▶ **Dataset records**:
+ + + +
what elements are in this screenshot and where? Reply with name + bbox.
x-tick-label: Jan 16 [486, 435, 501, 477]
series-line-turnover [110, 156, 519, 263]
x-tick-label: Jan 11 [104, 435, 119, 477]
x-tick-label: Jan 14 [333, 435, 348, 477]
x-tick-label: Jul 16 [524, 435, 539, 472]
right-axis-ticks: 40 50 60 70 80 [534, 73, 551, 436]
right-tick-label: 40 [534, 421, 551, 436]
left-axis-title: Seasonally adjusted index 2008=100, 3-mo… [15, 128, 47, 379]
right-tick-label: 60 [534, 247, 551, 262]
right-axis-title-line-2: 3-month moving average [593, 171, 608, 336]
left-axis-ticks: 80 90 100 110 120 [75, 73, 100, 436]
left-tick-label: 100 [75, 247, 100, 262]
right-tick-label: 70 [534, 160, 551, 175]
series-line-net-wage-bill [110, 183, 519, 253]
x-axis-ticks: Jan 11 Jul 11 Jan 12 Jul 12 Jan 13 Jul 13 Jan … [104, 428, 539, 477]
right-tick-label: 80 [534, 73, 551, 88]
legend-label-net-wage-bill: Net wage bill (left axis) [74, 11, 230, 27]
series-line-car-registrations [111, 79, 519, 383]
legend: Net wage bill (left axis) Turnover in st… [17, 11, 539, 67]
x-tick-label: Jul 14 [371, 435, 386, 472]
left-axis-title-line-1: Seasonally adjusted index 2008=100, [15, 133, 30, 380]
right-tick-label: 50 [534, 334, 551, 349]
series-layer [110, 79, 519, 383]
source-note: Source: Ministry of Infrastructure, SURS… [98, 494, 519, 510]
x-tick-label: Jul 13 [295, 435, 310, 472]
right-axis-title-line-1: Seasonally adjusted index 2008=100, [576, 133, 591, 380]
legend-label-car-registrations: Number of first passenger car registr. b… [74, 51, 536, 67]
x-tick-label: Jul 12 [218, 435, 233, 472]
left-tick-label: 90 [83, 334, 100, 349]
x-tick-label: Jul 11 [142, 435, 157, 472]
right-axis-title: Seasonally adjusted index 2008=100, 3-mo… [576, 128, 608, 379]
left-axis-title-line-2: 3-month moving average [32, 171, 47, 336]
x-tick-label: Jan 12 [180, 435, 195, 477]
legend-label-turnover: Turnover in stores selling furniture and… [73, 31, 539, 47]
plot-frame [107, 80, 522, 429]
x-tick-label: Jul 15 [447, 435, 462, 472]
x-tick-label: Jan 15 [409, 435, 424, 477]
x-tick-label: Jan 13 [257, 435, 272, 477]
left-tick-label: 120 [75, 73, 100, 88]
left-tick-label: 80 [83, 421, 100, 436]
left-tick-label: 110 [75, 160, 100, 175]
+ + + +
Rename "x-tick-label" to "date-label" everywhere in the items above, then write out every line again with nothing else changed.

what elements are in this screenshot and where? Reply with name + bbox.
date-label: Jan 16 [486, 435, 501, 477]
series-line-turnover [110, 156, 519, 263]
date-label: Jan 11 [104, 435, 119, 477]
date-label: Jan 14 [333, 435, 348, 477]
date-label: Jul 16 [524, 435, 539, 472]
right-axis-ticks: 40 50 60 70 80 [534, 73, 551, 436]
right-tick-label: 40 [534, 421, 551, 436]
left-axis-title: Seasonally adjusted index 2008=100, 3-mo… [15, 128, 47, 379]
right-tick-label: 60 [534, 247, 551, 262]
right-axis-title-line-2: 3-month moving average [593, 171, 608, 336]
left-axis-ticks: 80 90 100 110 120 [75, 73, 100, 436]
left-tick-label: 100 [75, 247, 100, 262]
right-tick-label: 70 [534, 160, 551, 175]
series-line-net-wage-bill [110, 183, 519, 253]
x-axis-ticks: Jan 11 Jul 11 Jan 12 Jul 12 Jan 13 Jul 13 Jan … [104, 428, 539, 477]
right-tick-label: 80 [534, 73, 551, 88]
legend-label-net-wage-bill: Net wage bill (left axis) [74, 11, 230, 27]
series-line-car-registrations [111, 79, 519, 383]
legend: Net wage bill (left axis) Turnover in st… [17, 11, 539, 67]
date-label: Jul 14 [371, 435, 386, 472]
left-axis-title-line-1: Seasonally adjusted index 2008=100, [15, 133, 30, 380]
right-tick-label: 50 [534, 334, 551, 349]
series-layer [110, 79, 519, 383]
source-note: Source: Ministry of Infrastructure, SURS… [98, 494, 519, 510]
date-label: Jul 13 [295, 435, 310, 472]
right-axis-title-line-1: Seasonally adjusted index 2008=100, [576, 133, 591, 380]
legend-label-car-registrations: Number of first passenger car registr. b… [74, 51, 536, 67]
date-label: Jul 12 [218, 435, 233, 472]
left-tick-label: 90 [83, 334, 100, 349]
date-label: Jul 11 [142, 435, 157, 472]
right-axis-title: Seasonally adjusted index 2008=100, 3-mo… [576, 128, 608, 379]
left-axis-title-line-2: 3-month moving average [32, 171, 47, 336]
date-label: Jan 12 [180, 435, 195, 477]
legend-label-turnover: Turnover in stores selling furniture and… [73, 31, 539, 47]
plot-frame [107, 80, 522, 429]
date-label: Jul 15 [447, 435, 462, 472]
date-label: Jan 15 [409, 435, 424, 477]
date-label: Jan 13 [257, 435, 272, 477]
left-tick-label: 120 [75, 73, 100, 88]
left-tick-label: 80 [83, 421, 100, 436]
left-tick-label: 110 [75, 160, 100, 175]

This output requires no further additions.